» STATED GOAL
Wherever the string "individual" appears in the listing, copy that line.
• • • •
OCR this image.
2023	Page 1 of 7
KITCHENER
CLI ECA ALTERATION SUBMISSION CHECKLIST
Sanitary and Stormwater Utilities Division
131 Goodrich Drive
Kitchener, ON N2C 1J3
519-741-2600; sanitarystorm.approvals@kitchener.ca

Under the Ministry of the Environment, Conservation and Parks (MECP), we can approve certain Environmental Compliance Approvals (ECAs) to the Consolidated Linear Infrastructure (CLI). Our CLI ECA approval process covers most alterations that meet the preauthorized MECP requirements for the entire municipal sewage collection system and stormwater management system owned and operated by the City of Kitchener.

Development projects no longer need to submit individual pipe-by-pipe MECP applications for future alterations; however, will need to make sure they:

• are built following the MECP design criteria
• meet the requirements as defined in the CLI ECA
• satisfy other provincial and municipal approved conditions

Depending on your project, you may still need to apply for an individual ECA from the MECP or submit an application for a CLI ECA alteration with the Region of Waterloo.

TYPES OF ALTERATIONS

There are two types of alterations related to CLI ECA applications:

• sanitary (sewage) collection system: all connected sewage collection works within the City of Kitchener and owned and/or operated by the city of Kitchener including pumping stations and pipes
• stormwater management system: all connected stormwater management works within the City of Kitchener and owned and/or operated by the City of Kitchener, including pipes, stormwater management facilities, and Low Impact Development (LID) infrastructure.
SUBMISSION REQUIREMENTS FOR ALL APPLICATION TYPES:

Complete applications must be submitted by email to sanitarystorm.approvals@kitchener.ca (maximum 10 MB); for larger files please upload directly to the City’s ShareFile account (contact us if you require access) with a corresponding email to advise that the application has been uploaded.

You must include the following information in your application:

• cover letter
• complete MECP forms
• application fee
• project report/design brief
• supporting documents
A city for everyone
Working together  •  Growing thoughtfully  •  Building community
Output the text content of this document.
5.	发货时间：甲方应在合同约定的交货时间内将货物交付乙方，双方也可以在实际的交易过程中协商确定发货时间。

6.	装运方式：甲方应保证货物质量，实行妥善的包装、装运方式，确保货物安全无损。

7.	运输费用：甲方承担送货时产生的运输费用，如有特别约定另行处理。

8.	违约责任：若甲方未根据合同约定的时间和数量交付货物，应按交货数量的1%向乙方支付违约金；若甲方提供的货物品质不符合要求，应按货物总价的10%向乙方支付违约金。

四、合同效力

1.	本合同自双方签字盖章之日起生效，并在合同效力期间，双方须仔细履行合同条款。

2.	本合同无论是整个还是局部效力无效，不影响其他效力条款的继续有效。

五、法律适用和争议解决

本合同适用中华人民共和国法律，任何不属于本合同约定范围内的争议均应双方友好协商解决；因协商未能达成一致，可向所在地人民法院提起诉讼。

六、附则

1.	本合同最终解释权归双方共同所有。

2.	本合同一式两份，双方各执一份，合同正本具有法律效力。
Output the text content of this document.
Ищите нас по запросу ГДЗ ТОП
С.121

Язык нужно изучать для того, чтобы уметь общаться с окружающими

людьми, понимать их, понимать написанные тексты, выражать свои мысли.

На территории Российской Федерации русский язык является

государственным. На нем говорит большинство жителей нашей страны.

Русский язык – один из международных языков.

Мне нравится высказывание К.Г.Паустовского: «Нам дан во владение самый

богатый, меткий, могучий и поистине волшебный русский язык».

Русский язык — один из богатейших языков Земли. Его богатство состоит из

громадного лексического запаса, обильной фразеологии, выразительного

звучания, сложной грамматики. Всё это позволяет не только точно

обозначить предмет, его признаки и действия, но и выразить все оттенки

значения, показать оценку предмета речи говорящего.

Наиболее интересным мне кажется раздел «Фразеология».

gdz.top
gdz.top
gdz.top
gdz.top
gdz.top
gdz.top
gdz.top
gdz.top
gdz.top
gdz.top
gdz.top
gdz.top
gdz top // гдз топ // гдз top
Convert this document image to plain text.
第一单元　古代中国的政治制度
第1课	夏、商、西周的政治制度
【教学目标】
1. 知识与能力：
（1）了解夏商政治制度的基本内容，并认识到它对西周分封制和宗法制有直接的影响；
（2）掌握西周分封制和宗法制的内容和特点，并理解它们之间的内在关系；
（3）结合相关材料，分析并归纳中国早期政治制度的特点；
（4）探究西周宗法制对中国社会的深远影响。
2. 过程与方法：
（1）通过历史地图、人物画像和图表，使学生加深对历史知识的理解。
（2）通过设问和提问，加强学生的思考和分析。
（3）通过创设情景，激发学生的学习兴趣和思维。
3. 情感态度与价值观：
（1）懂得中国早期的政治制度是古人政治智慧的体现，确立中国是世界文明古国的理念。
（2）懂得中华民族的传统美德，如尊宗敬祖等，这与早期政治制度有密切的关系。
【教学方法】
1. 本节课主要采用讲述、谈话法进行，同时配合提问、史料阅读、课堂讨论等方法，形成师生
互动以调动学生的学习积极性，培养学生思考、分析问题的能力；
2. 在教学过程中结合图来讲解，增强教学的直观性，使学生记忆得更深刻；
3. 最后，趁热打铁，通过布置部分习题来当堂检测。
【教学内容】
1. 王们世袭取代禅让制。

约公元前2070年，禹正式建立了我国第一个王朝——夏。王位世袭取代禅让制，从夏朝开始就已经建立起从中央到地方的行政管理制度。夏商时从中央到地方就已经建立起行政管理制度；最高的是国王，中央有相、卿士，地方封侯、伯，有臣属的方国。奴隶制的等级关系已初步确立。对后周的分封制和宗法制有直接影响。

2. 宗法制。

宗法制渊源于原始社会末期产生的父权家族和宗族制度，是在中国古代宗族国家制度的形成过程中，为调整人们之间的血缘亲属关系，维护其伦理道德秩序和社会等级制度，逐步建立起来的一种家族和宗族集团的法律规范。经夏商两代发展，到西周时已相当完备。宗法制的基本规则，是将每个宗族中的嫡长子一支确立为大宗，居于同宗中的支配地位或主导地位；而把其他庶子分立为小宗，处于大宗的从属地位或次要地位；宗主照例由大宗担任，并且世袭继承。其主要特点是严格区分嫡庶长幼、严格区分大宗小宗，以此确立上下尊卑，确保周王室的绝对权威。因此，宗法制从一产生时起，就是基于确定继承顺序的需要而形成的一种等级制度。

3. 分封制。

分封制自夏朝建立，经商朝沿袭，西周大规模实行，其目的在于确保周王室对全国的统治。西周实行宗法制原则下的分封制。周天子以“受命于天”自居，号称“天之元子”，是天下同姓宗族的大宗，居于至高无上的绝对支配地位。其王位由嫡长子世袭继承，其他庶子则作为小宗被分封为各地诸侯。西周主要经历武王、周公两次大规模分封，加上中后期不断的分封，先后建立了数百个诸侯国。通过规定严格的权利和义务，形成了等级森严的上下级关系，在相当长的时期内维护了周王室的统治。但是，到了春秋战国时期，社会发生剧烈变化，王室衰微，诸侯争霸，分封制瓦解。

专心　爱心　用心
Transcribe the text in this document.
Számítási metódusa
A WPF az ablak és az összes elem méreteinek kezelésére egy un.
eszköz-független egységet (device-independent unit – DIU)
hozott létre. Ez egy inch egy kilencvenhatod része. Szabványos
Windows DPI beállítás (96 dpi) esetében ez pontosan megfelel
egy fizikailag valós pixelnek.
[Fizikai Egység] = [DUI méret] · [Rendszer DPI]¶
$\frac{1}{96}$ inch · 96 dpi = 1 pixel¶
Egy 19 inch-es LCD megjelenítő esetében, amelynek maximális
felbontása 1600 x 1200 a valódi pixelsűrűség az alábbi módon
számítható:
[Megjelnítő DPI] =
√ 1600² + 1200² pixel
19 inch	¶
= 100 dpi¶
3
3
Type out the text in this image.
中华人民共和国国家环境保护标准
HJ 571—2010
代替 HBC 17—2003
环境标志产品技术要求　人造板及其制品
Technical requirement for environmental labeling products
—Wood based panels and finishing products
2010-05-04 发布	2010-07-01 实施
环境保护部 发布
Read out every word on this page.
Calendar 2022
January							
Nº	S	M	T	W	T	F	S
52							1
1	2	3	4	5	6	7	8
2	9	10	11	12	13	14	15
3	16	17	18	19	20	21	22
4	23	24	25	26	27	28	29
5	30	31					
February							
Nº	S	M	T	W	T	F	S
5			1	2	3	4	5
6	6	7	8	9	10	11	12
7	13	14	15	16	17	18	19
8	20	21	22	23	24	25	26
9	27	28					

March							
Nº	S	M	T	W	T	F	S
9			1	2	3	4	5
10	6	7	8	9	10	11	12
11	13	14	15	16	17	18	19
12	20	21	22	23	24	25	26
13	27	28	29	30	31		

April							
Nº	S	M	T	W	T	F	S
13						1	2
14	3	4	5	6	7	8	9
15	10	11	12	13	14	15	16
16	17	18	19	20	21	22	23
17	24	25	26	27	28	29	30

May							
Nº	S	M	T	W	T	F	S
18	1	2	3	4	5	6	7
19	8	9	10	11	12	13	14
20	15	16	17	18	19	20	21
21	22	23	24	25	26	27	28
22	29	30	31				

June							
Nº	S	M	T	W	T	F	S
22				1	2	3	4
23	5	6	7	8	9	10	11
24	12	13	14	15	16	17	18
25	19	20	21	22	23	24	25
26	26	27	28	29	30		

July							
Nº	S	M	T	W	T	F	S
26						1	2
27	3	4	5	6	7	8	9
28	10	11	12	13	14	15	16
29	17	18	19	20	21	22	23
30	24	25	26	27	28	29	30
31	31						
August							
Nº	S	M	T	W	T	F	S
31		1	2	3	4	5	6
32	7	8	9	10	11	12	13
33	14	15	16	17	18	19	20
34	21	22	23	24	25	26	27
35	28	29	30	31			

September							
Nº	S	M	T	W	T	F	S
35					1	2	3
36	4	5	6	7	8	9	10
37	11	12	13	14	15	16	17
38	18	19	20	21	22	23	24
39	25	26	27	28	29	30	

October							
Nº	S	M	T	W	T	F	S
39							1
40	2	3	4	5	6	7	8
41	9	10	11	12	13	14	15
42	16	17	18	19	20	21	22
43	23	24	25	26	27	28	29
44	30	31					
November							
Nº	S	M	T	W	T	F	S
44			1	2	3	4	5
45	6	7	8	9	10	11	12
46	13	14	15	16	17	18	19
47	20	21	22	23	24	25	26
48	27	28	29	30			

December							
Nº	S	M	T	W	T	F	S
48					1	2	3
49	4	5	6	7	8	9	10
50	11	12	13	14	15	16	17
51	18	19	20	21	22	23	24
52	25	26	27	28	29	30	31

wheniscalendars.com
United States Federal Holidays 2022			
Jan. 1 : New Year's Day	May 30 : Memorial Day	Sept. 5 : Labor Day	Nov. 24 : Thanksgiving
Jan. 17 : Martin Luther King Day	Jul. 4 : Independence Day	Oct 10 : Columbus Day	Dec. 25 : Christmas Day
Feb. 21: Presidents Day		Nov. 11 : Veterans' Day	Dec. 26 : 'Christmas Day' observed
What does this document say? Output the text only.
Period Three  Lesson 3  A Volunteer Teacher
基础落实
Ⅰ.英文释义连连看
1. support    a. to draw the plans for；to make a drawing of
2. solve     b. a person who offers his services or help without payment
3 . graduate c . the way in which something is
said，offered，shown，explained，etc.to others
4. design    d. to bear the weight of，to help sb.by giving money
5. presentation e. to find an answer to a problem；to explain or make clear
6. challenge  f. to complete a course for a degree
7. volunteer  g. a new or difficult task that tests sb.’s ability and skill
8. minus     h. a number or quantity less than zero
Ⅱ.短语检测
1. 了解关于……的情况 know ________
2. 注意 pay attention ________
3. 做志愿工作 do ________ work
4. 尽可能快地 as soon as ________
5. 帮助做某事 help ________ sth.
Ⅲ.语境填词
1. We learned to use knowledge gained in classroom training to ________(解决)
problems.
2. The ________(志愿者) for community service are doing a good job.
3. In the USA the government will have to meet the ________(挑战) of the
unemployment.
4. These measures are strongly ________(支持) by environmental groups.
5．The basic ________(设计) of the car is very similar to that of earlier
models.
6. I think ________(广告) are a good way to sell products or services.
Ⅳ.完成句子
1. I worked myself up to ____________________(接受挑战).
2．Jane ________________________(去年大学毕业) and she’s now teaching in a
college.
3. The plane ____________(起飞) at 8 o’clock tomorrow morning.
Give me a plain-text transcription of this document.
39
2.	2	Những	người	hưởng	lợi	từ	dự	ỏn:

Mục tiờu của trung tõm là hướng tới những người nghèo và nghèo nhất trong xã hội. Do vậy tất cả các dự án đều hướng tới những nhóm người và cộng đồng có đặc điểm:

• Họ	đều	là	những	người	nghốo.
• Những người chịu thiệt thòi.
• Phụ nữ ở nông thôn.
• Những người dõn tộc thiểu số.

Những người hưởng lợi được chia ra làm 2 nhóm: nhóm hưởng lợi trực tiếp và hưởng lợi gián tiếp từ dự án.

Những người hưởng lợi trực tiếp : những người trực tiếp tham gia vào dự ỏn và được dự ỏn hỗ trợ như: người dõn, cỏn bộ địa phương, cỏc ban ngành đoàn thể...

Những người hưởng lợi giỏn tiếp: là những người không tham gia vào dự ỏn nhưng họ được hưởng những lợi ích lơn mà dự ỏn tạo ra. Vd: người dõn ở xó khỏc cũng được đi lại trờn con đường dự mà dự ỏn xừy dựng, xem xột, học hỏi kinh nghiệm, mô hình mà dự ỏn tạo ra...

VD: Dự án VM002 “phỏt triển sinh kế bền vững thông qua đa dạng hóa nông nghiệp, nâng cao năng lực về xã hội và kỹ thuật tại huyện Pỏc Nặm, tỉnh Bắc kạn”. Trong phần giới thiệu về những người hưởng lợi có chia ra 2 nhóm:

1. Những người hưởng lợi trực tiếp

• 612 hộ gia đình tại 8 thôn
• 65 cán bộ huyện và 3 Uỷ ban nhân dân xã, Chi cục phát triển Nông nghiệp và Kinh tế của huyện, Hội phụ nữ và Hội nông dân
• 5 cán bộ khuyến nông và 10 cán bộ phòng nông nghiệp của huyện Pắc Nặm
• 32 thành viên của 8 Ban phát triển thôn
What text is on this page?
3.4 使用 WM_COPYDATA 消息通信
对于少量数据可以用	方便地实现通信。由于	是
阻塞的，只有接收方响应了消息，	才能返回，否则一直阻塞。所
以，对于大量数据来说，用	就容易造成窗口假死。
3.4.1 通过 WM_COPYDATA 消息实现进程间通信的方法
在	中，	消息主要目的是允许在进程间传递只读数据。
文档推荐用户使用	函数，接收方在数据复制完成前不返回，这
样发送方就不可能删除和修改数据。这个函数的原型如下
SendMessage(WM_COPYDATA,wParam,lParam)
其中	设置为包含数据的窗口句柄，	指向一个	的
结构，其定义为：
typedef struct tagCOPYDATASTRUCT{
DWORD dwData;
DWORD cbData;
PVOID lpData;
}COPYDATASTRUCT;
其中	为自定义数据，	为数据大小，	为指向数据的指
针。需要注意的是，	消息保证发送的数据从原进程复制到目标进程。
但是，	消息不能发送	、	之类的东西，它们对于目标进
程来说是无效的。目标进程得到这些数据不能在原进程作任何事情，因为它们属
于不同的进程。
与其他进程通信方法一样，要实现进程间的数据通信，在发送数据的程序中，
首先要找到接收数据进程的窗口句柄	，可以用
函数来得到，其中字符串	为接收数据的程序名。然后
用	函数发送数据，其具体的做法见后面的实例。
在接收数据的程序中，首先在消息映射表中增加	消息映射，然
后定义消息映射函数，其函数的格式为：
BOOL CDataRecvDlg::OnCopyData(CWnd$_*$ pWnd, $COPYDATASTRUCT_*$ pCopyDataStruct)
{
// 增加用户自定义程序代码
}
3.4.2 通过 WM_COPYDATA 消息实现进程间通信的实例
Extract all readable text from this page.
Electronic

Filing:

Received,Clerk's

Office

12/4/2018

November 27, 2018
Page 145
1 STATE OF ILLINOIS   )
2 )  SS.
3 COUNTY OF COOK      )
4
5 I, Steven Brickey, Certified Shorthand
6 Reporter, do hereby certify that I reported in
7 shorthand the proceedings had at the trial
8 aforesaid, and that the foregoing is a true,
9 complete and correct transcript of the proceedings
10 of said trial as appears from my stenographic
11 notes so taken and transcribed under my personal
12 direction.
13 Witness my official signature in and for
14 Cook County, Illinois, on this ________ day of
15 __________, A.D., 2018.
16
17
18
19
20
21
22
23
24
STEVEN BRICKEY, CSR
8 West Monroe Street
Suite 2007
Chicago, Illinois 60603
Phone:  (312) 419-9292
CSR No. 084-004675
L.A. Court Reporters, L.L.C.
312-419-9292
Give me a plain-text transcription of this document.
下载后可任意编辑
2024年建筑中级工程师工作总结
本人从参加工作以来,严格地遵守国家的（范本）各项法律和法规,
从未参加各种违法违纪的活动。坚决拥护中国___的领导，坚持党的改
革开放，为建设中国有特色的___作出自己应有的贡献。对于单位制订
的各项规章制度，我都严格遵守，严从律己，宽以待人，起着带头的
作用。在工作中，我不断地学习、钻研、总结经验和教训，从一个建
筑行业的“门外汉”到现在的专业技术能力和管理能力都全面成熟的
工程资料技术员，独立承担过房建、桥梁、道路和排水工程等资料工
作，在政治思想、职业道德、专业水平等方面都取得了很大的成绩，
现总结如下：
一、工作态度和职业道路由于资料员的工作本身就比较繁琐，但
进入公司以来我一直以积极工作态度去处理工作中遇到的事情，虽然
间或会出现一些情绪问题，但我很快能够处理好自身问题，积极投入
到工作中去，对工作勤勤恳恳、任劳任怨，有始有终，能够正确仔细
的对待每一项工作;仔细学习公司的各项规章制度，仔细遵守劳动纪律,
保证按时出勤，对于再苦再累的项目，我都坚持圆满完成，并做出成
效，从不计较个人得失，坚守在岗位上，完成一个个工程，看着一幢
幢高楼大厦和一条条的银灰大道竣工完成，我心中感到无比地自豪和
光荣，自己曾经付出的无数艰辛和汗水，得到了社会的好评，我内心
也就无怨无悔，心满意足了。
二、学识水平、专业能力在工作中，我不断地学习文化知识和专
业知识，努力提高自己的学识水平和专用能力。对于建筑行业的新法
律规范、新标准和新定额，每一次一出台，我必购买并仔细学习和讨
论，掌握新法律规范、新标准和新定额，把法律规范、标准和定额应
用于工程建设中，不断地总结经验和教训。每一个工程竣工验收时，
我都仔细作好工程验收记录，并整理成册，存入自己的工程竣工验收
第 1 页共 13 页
• • • •
» WORKED SOLUTION
Development projects no longer need to submit individual pipe-by-pipe MECP applications for future alterations; however, will need to make sure they:
Depending on your project, you may still need to apply for an individual ECA from the MECP or submit an application for a CLI ECA alteration with the Region of Waterloo.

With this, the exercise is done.